--- START OF DATA RECORDS ---

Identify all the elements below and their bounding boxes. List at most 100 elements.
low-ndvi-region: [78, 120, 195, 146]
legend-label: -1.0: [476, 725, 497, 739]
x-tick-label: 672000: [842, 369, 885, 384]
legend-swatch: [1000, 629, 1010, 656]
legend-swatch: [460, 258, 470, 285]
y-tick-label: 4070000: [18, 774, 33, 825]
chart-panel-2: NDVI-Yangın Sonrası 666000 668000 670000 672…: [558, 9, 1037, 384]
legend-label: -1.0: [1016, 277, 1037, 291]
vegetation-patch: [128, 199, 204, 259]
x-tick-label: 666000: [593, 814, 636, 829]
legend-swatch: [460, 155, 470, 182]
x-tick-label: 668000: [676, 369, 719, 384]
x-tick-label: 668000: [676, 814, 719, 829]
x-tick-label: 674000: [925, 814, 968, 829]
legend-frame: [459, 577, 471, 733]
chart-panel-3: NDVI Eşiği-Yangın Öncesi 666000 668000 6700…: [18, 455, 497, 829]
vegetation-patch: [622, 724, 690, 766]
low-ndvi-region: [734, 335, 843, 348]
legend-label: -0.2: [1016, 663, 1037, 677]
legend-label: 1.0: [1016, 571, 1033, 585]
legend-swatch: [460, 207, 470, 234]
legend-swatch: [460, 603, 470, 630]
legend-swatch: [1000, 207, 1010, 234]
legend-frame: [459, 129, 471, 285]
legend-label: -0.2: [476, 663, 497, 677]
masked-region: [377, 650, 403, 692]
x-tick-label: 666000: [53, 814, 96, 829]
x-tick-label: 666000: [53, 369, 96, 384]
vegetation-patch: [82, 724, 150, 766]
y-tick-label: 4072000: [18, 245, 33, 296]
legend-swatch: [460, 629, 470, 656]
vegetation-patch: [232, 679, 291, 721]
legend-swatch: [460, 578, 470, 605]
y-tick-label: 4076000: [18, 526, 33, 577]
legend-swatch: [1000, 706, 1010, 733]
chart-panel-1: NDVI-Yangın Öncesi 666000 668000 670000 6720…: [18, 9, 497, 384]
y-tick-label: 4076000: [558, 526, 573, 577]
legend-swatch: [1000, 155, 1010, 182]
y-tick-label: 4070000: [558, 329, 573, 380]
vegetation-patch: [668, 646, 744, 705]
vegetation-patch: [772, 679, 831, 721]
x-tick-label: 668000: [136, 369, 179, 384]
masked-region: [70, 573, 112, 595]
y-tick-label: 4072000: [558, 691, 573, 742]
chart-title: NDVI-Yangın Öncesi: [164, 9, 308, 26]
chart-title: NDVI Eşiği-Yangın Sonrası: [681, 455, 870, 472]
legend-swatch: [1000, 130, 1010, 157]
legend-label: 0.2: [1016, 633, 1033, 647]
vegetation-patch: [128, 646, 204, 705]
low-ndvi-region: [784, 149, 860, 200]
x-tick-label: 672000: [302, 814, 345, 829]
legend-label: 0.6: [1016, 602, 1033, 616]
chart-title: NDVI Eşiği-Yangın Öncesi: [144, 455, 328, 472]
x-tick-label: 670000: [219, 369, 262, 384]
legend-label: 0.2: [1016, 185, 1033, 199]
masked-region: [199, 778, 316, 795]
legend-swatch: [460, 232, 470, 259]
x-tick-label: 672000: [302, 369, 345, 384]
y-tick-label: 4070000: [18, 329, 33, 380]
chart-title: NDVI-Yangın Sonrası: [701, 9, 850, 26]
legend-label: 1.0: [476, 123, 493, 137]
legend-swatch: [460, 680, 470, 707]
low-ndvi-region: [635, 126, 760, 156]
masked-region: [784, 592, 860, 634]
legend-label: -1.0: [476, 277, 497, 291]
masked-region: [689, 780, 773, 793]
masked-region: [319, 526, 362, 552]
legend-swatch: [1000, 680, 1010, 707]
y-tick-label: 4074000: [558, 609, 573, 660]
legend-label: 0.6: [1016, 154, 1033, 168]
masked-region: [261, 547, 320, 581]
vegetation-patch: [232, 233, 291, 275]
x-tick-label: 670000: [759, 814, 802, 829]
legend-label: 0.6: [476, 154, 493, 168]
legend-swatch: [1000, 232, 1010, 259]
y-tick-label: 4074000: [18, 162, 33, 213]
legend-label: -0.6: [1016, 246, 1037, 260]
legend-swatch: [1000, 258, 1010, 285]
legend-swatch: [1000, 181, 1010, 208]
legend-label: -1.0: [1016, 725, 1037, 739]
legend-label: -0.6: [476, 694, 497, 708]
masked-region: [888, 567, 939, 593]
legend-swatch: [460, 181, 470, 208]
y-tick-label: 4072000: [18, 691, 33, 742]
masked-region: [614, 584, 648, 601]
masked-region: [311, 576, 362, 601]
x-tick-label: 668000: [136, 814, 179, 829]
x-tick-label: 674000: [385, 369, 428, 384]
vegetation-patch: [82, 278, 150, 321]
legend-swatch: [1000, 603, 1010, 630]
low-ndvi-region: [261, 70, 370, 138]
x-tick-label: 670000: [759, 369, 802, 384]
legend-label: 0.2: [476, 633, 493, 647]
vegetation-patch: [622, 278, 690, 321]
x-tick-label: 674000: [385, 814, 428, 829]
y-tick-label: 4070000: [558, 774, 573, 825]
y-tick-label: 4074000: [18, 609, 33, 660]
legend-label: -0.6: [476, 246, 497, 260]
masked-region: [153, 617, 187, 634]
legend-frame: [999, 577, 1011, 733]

--- END OF DATA RECORDS ---

Render every one of the rows above as a Markdown table with two columns, Line No. and Text, putting each line's number in the first and the line itself in the second, and leave out any blank lines.

| Line No. | Text |
|---|---|
| 1 | Identify all the elements below and their bounding boxes. List at most 100 elements. |
| 2 | low-ndvi-region: [78, 120, 195, 146] |
| 3 | legend-label: -1.0: [476, 725, 497, 739] |
| 4 | x-tick-label: 672000: [842, 369, 885, 384] |
| 5 | legend-swatch: [1000, 629, 1010, 656] |
| 6 | legend-swatch: [460, 258, 470, 285] |
| 7 | y-tick-label: 4070000: [18, 774, 33, 825] |
| 8 | chart-panel-2: NDVI-Yangın Sonrası 666000 668000 670000 672…: [558, 9, 1037, 384] |
| 9 | legend-label: -1.0: [1016, 277, 1037, 291] |
| 10 | vegetation-patch: [128, 199, 204, 259] |
| 11 | x-tick-label: 666000: [593, 814, 636, 829] |
| 12 | legend-swatch: [460, 155, 470, 182] |
| 13 | x-tick-label: 668000: [676, 369, 719, 384] |
| 14 | x-tick-label: 668000: [676, 814, 719, 829] |
| 15 | x-tick-label: 674000: [925, 814, 968, 829] |
| 16 | legend-frame: [459, 577, 471, 733] |
| 17 | chart-panel-3: NDVI Eşiği-Yangın Öncesi 666000 668000 6700…: [18, 455, 497, 829] |
| 18 | vegetation-patch: [622, 724, 690, 766] |
| 19 | low-ndvi-region: [734, 335, 843, 348] |
| 20 | legend-label: -0.2: [1016, 663, 1037, 677] |
| 21 | legend-label: 1.0: [1016, 571, 1033, 585] |
| 22 | legend-swatch: [460, 207, 470, 234] |
| 23 | legend-swatch: [460, 603, 470, 630] |
| 24 | legend-swatch: [1000, 207, 1010, 234] |
| 25 | legend-frame: [459, 129, 471, 285] |
| 26 | legend-label: -0.2: [476, 663, 497, 677] |
| 27 | masked-region: [377, 650, 403, 692] |
| 28 | x-tick-label: 666000: [53, 814, 96, 829] |
| 29 | x-tick-label: 666000: [53, 369, 96, 384] |
| 30 | vegetation-patch: [82, 724, 150, 766] |
| 31 | y-tick-label: 4072000: [18, 245, 33, 296] |
| 32 | legend-swatch: [460, 629, 470, 656] |
| 33 | vegetation-patch: [232, 679, 291, 721] |
| 34 | legend-swatch: [460, 578, 470, 605] |
| 35 | y-tick-label: 4076000: [18, 526, 33, 577] |
| 36 | legend-swatch: [1000, 706, 1010, 733] |
| 37 | chart-panel-1: NDVI-Yangın Öncesi 666000 668000 670000 6720…: [18, 9, 497, 384] |
| 38 | y-tick-label: 4076000: [558, 526, 573, 577] |
| 39 | legend-swatch: [1000, 155, 1010, 182] |
| 40 | y-tick-label: 4070000: [558, 329, 573, 380] |
| 41 | vegetation-patch: [668, 646, 744, 705] |
| 42 | vegetation-patch: [772, 679, 831, 721] |
| 43 | x-tick-label: 668000: [136, 369, 179, 384] |
| 44 | masked-region: [70, 573, 112, 595] |
| 45 | y-tick-label: 4072000: [558, 691, 573, 742] |
| 46 | chart-title: NDVI-Yangın Öncesi: [164, 9, 308, 26] |
| 47 | chart-title: NDVI Eşiği-Yangın Sonrası: [681, 455, 870, 472] |
| 48 | legend-swatch: [1000, 130, 1010, 157] |
| 49 | legend-label: 0.2: [1016, 633, 1033, 647] |
| 50 | vegetation-patch: [128, 646, 204, 705] |
| 51 | low-ndvi-region: [784, 149, 860, 200] |
| 52 | x-tick-label: 672000: [302, 814, 345, 829] |
| 53 | legend-label: 0.6: [1016, 602, 1033, 616] |
| 54 | chart-title: NDVI Eşiği-Yangın Öncesi: [144, 455, 328, 472] |
| 55 | x-tick-label: 670000: [219, 369, 262, 384] |
| 56 | legend-label: 0.2: [1016, 185, 1033, 199] |
| 57 | masked-region: [199, 778, 316, 795] |
| 58 | legend-swatch: [460, 232, 470, 259] |
| 59 | x-tick-label: 672000: [302, 369, 345, 384] |
| 60 | y-tick-label: 4070000: [18, 329, 33, 380] |
| 61 | chart-title: NDVI-Yangın Sonrası: [701, 9, 850, 26] |
| 62 | legend-label: 1.0: [476, 123, 493, 137] |
| 63 | legend-swatch: [460, 680, 470, 707] |
| 64 | low-ndvi-region: [635, 126, 760, 156] |
| 65 | masked-region: [784, 592, 860, 634] |
| 66 | legend-label: -1.0: [476, 277, 497, 291] |
| 67 | masked-region: [689, 780, 773, 793] |
| 68 | masked-region: [319, 526, 362, 552] |
| 69 | legend-swatch: [1000, 680, 1010, 707] |
| 70 | y-tick-label: 4074000: [558, 609, 573, 660] |
| 71 | legend-label: 0.6: [1016, 154, 1033, 168] |
| 72 | masked-region: [261, 547, 320, 581] |
| 73 | vegetation-patch: [232, 233, 291, 275] |
| 74 | x-tick-label: 670000: [759, 814, 802, 829] |
| 75 | legend-label: 0.6: [476, 154, 493, 168] |
| 76 | legend-swatch: [1000, 232, 1010, 259] |
| 77 | y-tick-label: 4074000: [18, 162, 33, 213] |
| 78 | legend-label: -0.6: [1016, 246, 1037, 260] |
| 79 | legend-swatch: [1000, 258, 1010, 285] |
| 80 | legend-swatch: [1000, 181, 1010, 208] |
| 81 | legend-label: -1.0: [1016, 725, 1037, 739] |
| 82 | legend-label: -0.6: [476, 694, 497, 708] |
| 83 | masked-region: [888, 567, 939, 593] |
| 84 | legend-swatch: [460, 181, 470, 208] |
| 85 | y-tick-label: 4072000: [18, 691, 33, 742] |
| 86 | masked-region: [614, 584, 648, 601] |
| 87 | masked-region: [311, 576, 362, 601] |
| 88 | x-tick-label: 668000: [136, 814, 179, 829] |
| 89 | x-tick-label: 674000: [385, 369, 428, 384] |
| 90 | vegetation-patch: [82, 278, 150, 321] |
| 91 | legend-swatch: [1000, 603, 1010, 630] |
| 92 | low-ndvi-region: [261, 70, 370, 138] |
| 93 | x-tick-label: 670000: [759, 369, 802, 384] |
| 94 | legend-label: 0.2: [476, 633, 493, 647] |
| 95 | vegetation-patch: [622, 278, 690, 321] |
| 96 | x-tick-label: 674000: [385, 814, 428, 829] |
| 97 | y-tick-label: 4070000: [558, 774, 573, 825] |
| 98 | y-tick-label: 4074000: [18, 609, 33, 660] |
| 99 | legend-label: -0.6: [476, 246, 497, 260] |
| 100 | masked-region: [153, 617, 187, 634] |
| 101 | legend-frame: [999, 577, 1011, 733] |